● **Task directions**
Examine the records and identify each line that includes the string "Voador". Copy those lines.

● **Stored data**
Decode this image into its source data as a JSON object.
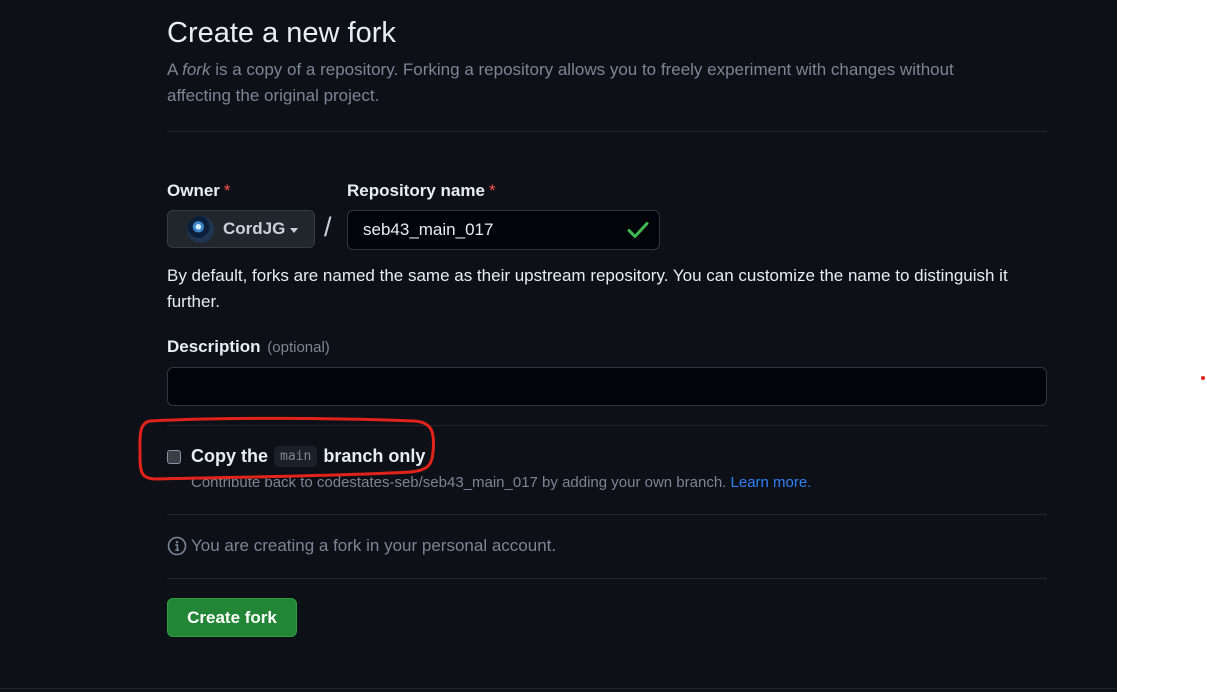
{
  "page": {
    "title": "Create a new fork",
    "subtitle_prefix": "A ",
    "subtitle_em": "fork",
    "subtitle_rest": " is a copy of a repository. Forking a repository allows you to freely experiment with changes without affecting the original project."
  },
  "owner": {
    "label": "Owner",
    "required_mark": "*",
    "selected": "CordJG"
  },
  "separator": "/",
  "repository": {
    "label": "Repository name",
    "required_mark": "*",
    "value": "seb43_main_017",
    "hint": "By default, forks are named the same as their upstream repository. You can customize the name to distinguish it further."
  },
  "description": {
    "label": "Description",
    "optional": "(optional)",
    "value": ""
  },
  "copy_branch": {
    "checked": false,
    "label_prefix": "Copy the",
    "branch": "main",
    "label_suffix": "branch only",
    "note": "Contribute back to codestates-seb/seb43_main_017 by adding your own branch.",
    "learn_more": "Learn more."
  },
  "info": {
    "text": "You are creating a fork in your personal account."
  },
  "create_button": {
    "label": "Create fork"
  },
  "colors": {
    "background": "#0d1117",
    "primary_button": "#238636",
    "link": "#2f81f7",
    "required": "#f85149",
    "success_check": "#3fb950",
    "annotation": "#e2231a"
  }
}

==

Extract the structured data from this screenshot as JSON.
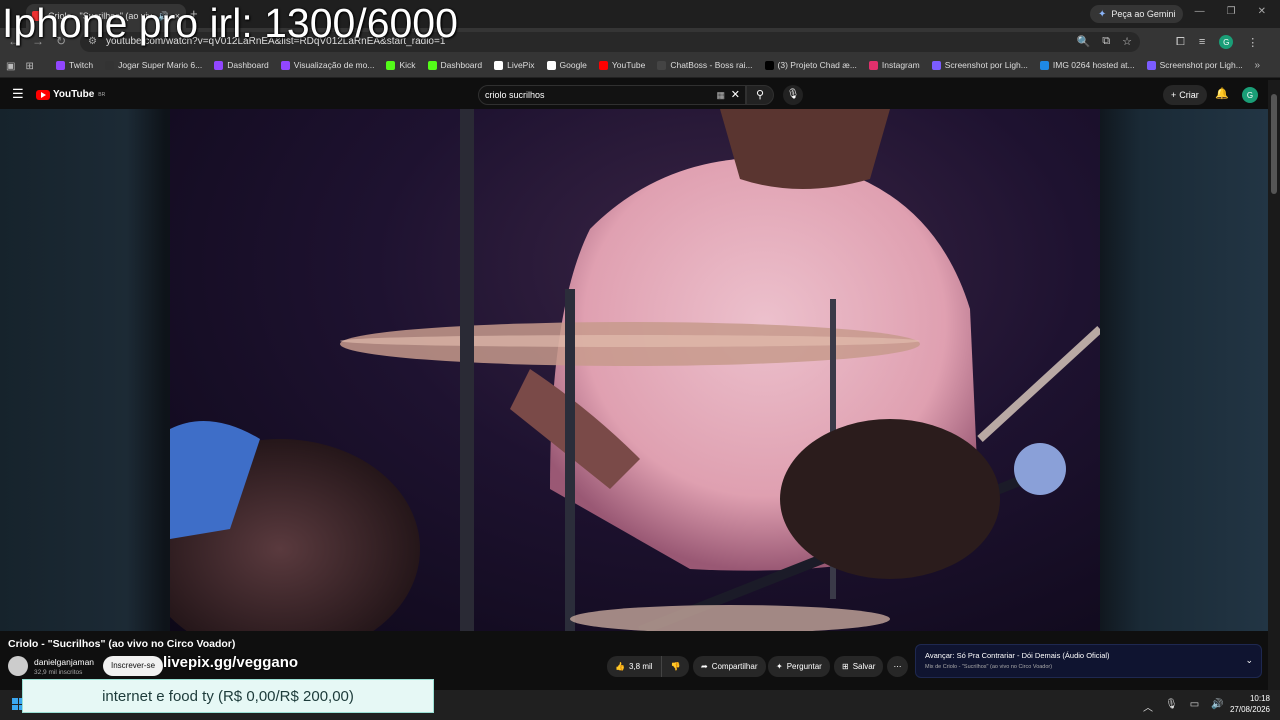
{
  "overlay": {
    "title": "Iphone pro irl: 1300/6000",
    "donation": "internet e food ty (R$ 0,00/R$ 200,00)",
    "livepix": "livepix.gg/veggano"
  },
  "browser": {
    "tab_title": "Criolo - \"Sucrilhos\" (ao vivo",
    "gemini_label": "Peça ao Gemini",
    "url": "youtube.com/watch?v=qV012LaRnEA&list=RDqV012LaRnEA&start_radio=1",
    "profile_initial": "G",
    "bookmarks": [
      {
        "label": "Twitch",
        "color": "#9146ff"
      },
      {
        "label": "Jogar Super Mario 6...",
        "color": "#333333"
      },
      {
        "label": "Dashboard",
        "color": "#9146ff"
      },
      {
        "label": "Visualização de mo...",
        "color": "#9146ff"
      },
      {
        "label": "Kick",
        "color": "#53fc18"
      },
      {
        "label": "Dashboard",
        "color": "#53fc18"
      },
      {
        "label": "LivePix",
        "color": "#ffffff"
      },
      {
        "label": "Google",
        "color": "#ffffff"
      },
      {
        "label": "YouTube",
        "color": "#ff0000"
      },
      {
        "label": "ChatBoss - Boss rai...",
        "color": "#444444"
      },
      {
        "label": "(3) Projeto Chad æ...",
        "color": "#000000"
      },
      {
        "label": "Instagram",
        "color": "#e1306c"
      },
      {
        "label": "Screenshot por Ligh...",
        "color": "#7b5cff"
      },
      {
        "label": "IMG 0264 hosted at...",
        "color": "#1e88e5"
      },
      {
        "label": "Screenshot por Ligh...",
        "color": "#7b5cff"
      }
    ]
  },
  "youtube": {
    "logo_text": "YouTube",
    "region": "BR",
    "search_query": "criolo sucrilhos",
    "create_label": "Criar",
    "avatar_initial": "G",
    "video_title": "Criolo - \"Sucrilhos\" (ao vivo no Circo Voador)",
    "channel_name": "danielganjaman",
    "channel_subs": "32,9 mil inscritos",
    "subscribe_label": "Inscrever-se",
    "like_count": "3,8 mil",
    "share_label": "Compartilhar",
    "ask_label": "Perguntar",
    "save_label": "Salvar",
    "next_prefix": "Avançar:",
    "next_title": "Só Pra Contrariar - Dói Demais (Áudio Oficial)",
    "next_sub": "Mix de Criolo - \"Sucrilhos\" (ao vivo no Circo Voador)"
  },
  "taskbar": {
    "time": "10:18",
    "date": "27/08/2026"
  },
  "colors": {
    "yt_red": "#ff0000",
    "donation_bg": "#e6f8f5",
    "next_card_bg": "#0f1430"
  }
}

● **Output below**
    "video_title": "Criolo - \"Sucrilhos\" (ao vivo no Circo Voador)",
    "next_sub": "Mix de Criolo - \"Sucrilhos\" (ao vivo no Circo Voador)"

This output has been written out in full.